### Assignment
Return each line in the records below that includes "protein".

Saved data entries:
------------------------------------------------

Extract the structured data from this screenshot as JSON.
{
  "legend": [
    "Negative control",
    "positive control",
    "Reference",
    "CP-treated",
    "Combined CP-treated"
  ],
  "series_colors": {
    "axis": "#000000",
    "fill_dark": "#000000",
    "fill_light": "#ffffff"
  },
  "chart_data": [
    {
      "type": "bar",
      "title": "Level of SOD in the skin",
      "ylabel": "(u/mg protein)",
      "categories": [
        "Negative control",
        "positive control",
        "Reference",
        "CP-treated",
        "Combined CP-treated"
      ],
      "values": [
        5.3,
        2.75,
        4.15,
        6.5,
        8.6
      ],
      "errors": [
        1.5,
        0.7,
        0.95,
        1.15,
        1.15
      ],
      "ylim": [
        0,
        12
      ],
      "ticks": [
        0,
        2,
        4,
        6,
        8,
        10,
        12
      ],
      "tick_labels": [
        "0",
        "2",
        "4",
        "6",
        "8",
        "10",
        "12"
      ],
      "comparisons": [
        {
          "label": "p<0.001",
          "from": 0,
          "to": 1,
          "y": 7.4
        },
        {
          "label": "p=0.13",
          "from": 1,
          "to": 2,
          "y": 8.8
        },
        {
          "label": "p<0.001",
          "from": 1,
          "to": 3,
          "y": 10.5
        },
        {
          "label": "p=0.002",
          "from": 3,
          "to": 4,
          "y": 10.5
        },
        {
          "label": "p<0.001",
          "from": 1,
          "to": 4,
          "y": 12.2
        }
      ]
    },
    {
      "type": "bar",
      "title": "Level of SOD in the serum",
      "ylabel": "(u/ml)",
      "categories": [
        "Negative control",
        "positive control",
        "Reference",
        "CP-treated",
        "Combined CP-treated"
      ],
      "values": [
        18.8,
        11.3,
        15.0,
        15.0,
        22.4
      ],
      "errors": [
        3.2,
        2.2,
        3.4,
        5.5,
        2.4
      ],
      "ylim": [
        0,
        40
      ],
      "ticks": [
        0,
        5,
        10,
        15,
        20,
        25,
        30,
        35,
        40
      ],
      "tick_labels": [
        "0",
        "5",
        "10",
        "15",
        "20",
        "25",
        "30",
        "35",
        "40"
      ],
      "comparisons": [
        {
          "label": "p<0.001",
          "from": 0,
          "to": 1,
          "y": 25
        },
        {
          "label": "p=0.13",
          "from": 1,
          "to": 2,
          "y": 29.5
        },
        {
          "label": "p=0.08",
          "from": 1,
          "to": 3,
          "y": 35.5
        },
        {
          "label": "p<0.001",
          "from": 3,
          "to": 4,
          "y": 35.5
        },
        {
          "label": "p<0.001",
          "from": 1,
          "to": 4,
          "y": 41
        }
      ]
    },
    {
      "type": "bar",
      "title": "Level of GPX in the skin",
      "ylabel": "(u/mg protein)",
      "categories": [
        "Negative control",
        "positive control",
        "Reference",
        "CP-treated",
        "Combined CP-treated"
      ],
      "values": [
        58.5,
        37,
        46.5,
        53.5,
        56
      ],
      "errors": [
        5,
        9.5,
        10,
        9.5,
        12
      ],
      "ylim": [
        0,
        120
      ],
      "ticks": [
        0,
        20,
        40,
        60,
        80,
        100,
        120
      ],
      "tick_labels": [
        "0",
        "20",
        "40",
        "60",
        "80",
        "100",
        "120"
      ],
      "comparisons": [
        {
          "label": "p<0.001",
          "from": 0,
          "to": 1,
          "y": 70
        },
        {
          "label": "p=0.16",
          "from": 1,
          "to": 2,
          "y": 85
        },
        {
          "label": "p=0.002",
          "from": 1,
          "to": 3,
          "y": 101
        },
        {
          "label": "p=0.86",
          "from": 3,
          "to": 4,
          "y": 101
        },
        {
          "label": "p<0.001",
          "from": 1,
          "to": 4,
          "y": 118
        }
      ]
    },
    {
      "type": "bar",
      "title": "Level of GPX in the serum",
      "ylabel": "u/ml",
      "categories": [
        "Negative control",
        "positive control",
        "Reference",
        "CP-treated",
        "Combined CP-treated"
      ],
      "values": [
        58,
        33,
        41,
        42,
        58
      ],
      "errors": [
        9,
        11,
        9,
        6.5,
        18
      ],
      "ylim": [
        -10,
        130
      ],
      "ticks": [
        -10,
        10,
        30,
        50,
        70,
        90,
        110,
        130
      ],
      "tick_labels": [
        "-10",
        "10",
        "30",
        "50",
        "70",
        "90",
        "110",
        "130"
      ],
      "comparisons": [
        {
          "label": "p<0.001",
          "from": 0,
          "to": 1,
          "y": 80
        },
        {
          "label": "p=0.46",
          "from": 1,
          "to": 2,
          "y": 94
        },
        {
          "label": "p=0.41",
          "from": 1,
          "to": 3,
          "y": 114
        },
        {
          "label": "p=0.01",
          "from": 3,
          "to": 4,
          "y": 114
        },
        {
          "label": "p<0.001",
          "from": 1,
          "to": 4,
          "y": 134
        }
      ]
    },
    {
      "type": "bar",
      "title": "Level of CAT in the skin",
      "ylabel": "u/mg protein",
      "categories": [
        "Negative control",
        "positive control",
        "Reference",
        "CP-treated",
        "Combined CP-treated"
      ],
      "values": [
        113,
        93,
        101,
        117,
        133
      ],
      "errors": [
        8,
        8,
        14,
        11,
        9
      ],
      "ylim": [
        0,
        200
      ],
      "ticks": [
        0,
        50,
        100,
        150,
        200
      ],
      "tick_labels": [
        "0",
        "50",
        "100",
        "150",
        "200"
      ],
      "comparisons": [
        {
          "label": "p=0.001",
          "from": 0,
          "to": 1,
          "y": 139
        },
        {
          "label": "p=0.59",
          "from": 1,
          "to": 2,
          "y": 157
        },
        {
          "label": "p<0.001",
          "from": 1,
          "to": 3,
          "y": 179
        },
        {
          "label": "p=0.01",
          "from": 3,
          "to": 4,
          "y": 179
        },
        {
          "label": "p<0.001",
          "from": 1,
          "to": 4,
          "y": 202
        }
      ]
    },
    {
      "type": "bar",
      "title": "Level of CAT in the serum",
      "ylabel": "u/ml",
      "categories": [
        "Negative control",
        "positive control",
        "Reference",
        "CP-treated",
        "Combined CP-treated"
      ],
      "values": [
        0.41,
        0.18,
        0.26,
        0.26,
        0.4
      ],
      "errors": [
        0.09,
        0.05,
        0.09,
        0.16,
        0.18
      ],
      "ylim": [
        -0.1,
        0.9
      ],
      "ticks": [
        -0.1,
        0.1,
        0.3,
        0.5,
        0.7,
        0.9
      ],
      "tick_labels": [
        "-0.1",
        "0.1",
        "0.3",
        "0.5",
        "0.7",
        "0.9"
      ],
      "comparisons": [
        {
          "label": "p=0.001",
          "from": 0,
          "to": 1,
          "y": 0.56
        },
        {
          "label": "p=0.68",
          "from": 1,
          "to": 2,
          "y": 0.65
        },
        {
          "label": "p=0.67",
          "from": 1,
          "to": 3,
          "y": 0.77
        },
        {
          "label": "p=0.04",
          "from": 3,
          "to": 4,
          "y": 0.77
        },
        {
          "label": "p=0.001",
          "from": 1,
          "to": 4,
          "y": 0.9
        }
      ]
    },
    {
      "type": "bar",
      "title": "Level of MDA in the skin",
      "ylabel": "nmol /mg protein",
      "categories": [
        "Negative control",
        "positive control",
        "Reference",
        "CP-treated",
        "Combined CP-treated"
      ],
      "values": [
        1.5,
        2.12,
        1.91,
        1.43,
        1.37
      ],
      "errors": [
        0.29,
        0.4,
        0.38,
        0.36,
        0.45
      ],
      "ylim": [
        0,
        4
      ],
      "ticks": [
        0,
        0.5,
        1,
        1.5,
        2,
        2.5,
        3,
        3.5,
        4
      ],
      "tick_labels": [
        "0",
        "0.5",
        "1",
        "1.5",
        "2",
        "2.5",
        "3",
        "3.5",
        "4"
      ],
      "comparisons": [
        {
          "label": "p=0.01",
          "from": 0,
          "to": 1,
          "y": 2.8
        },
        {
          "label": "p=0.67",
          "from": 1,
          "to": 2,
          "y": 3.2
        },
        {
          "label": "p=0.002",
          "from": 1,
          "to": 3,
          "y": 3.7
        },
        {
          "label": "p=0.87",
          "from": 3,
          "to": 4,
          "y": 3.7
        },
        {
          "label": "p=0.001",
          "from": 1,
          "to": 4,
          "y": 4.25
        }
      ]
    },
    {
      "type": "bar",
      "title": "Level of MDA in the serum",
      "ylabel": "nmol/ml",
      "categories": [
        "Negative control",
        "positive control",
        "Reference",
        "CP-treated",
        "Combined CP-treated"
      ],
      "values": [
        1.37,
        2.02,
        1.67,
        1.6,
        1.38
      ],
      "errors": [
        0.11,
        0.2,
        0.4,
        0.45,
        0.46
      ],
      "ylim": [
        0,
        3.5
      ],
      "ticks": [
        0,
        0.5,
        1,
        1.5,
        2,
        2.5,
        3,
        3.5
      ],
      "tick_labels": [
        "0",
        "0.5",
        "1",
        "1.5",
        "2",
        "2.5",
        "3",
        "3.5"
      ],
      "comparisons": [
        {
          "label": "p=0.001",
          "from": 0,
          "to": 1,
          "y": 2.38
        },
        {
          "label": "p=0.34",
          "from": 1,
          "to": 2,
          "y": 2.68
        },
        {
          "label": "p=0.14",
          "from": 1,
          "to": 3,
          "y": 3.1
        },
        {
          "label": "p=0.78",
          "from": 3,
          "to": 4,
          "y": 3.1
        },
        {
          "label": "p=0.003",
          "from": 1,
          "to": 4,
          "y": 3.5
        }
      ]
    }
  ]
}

------------------------------------------------

### Answer box
      "ylabel": "(u/mg protein)",
      "ylabel": "(u/mg protein)",
      "ylabel": "u/mg protein",
      "ylabel": "nmol /mg protein",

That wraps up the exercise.